Copy all entries verbatim and keep any pictures out of the copy.
------ RECORDS FOR THIS TASK
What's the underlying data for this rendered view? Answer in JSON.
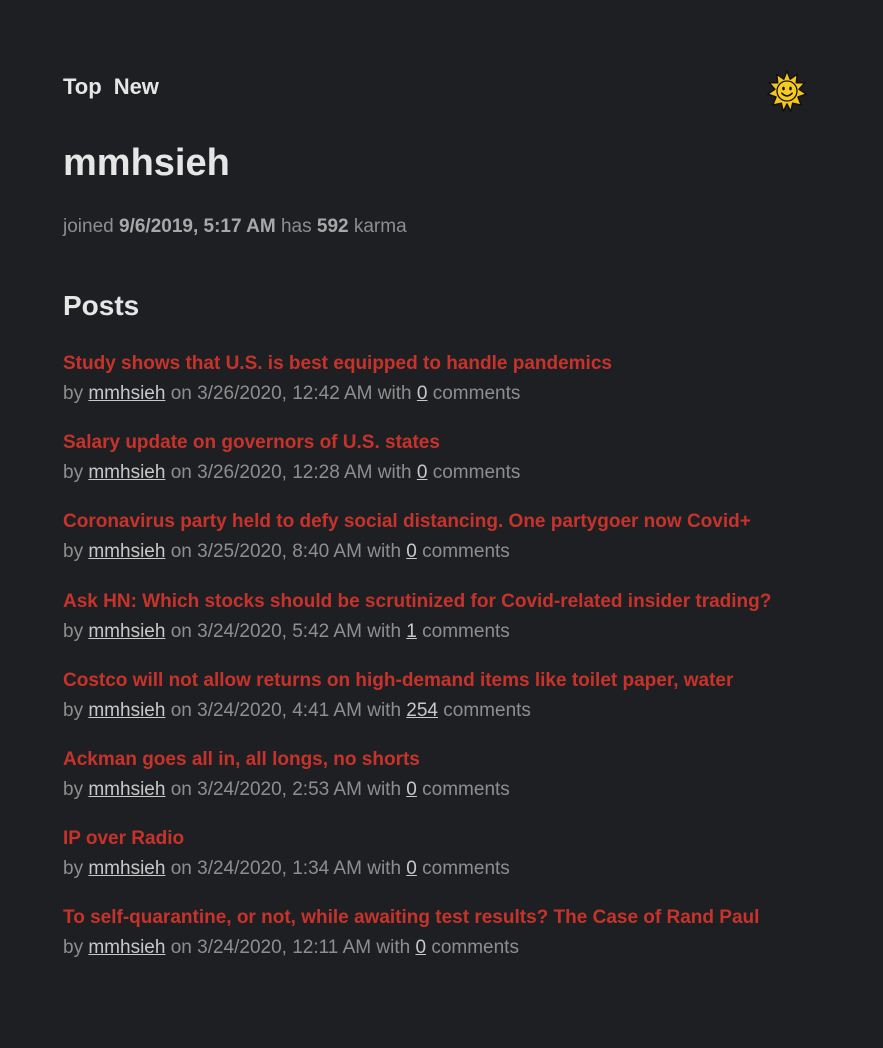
{
  "nav": {
    "top_label": "Top",
    "new_label": "New"
  },
  "theme_icon": "sun-icon",
  "profile": {
    "username": "mmhsieh",
    "joined_prefix": "joined",
    "joined_date": "9/6/2019, 5:17 AM",
    "karma_prefix": "has",
    "karma": "592",
    "karma_suffix": "karma"
  },
  "posts_heading": "Posts",
  "posts": [
    {
      "title": "Study shows that U.S. is best equipped to handle pandemics",
      "by": "by",
      "author": "mmhsieh",
      "on": "on",
      "date": "3/26/2020, 12:42 AM",
      "with": "with",
      "comments_count": "0",
      "comments_suffix": "comments"
    },
    {
      "title": "Salary update on governors of U.S. states",
      "by": "by",
      "author": "mmhsieh",
      "on": "on",
      "date": "3/26/2020, 12:28 AM",
      "with": "with",
      "comments_count": "0",
      "comments_suffix": "comments"
    },
    {
      "title": "Coronavirus party held to defy social distancing. One partygoer now Covid+",
      "by": "by",
      "author": "mmhsieh",
      "on": "on",
      "date": "3/25/2020, 8:40 AM",
      "with": "with",
      "comments_count": "0",
      "comments_suffix": "comments"
    },
    {
      "title": "Ask HN: Which stocks should be scrutinized for Covid-related insider trading?",
      "by": "by",
      "author": "mmhsieh",
      "on": "on",
      "date": "3/24/2020, 5:42 AM",
      "with": "with",
      "comments_count": "1",
      "comments_suffix": "comments"
    },
    {
      "title": "Costco will not allow returns on high-demand items like toilet paper, water",
      "by": "by",
      "author": "mmhsieh",
      "on": "on",
      "date": "3/24/2020, 4:41 AM",
      "with": "with",
      "comments_count": "254",
      "comments_suffix": "comments"
    },
    {
      "title": "Ackman goes all in, all longs, no shorts",
      "by": "by",
      "author": "mmhsieh",
      "on": "on",
      "date": "3/24/2020, 2:53 AM",
      "with": "with",
      "comments_count": "0",
      "comments_suffix": "comments"
    },
    {
      "title": "IP over Radio",
      "by": "by",
      "author": "mmhsieh",
      "on": "on",
      "date": "3/24/2020, 1:34 AM",
      "with": "with",
      "comments_count": "0",
      "comments_suffix": "comments"
    },
    {
      "title": "To self-quarantine, or not, while awaiting test results? The Case of Rand Paul",
      "by": "by",
      "author": "mmhsieh",
      "on": "on",
      "date": "3/24/2020, 12:11 AM",
      "with": "with",
      "comments_count": "0",
      "comments_suffix": "comments"
    }
  ],
  "colors": {
    "background": "#1e1f22",
    "title_red": "#c7332b",
    "heading_text": "#e6e6e6",
    "meta_text": "#8e8e8e"
  }
}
------------
_TASK RESULT:_
What's the underlying data for this rendered view? Answer in JSON.
{
  "nav": {
    "top_label": "Top",
    "new_label": "New"
  },
  "theme_icon": "sun-icon",
  "profile": {
    "username": "mmhsieh",
    "joined_prefix": "joined",
    "joined_date": "9/6/2019, 5:17 AM",
    "karma_prefix": "has",
    "karma": "592",
    "karma_suffix": "karma"
  },
  "posts_heading": "Posts",
  "posts": [
    {
      "title": "Study shows that U.S. is best equipped to handle pandemics",
      "by": "by",
      "author": "mmhsieh",
      "on": "on",
      "date": "3/26/2020, 12:42 AM",
      "with": "with",
      "comments_count": "0",
      "comments_suffix": "comments"
    },
    {
      "title": "Salary update on governors of U.S. states",
      "by": "by",
      "author": "mmhsieh",
      "on": "on",
      "date": "3/26/2020, 12:28 AM",
      "with": "with",
      "comments_count": "0",
      "comments_suffix": "comments"
    },
    {
      "title": "Coronavirus party held to defy social distancing. One partygoer now Covid+",
      "by": "by",
      "author": "mmhsieh",
      "on": "on",
      "date": "3/25/2020, 8:40 AM",
      "with": "with",
      "comments_count": "0",
      "comments_suffix": "comments"
    },
    {
      "title": "Ask HN: Which stocks should be scrutinized for Covid-related insider trading?",
      "by": "by",
      "author": "mmhsieh",
      "on": "on",
      "date": "3/24/2020, 5:42 AM",
      "with": "with",
      "comments_count": "1",
      "comments_suffix": "comments"
    },
    {
      "title": "Costco will not allow returns on high-demand items like toilet paper, water",
      "by": "by",
      "author": "mmhsieh",
      "on": "on",
      "date": "3/24/2020, 4:41 AM",
      "with": "with",
      "comments_count": "254",
      "comments_suffix": "comments"
    },
    {
      "title": "Ackman goes all in, all longs, no shorts",
      "by": "by",
      "author": "mmhsieh",
      "on": "on",
      "date": "3/24/2020, 2:53 AM",
      "with": "with",
      "comments_count": "0",
      "comments_suffix": "comments"
    },
    {
      "title": "IP over Radio",
      "by": "by",
      "author": "mmhsieh",
      "on": "on",
      "date": "3/24/2020, 1:34 AM",
      "with": "with",
      "comments_count": "0",
      "comments_suffix": "comments"
    },
    {
      "title": "To self-quarantine, or not, while awaiting test results? The Case of Rand Paul",
      "by": "by",
      "author": "mmhsieh",
      "on": "on",
      "date": "3/24/2020, 12:11 AM",
      "with": "with",
      "comments_count": "0",
      "comments_suffix": "comments"
    }
  ],
  "colors": {
    "background": "#1e1f22",
    "title_red": "#c7332b",
    "heading_text": "#e6e6e6",
    "meta_text": "#8e8e8e"
  }
}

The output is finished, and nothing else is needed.